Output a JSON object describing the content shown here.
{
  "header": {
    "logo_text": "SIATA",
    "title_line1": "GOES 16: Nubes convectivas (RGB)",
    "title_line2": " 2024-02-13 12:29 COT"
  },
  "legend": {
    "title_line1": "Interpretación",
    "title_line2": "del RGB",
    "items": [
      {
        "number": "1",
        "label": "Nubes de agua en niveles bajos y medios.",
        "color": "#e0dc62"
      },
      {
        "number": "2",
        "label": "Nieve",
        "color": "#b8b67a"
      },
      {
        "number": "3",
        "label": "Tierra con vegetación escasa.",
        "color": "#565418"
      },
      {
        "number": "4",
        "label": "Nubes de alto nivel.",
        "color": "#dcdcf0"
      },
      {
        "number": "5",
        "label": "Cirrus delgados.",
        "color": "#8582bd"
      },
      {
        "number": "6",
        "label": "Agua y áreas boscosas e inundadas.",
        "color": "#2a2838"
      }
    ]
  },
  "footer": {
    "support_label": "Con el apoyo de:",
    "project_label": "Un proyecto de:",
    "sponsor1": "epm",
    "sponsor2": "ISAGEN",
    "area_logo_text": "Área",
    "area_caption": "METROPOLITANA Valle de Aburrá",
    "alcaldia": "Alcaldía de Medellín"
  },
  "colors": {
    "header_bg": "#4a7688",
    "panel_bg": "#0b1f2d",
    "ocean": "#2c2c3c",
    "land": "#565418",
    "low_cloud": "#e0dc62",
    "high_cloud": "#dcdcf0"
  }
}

◆ What is required ◆
Copy out the whole listing exactly; please set it all down.

◆ Full solution ◆
Output a JSON object describing the content shown here.
{
  "header": {
    "logo_text": "SIATA",
    "title_line1": "GOES 16: Nubes convectivas (RGB)",
    "title_line2": " 2024-02-13 12:29 COT"
  },
  "legend": {
    "title_line1": "Interpretación",
    "title_line2": "del RGB",
    "items": [
      {
        "number": "1",
        "label": "Nubes de agua en niveles bajos y medios.",
        "color": "#e0dc62"
      },
      {
        "number": "2",
        "label": "Nieve",
        "color": "#b8b67a"
      },
      {
        "number": "3",
        "label": "Tierra con vegetación escasa.",
        "color": "#565418"
      },
      {
        "number": "4",
        "label": "Nubes de alto nivel.",
        "color": "#dcdcf0"
      },
      {
        "number": "5",
        "label": "Cirrus delgados.",
        "color": "#8582bd"
      },
      {
        "number": "6",
        "label": "Agua y áreas boscosas e inundadas.",
        "color": "#2a2838"
      }
    ]
  },
  "footer": {
    "support_label": "Con el apoyo de:",
    "project_label": "Un proyecto de:",
    "sponsor1": "epm",
    "sponsor2": "ISAGEN",
    "area_logo_text": "Área",
    "area_caption": "METROPOLITANA Valle de Aburrá",
    "alcaldia": "Alcaldía de Medellín"
  },
  "colors": {
    "header_bg": "#4a7688",
    "panel_bg": "#0b1f2d",
    "ocean": "#2c2c3c",
    "land": "#565418",
    "low_cloud": "#e0dc62",
    "high_cloud": "#dcdcf0"
  }
}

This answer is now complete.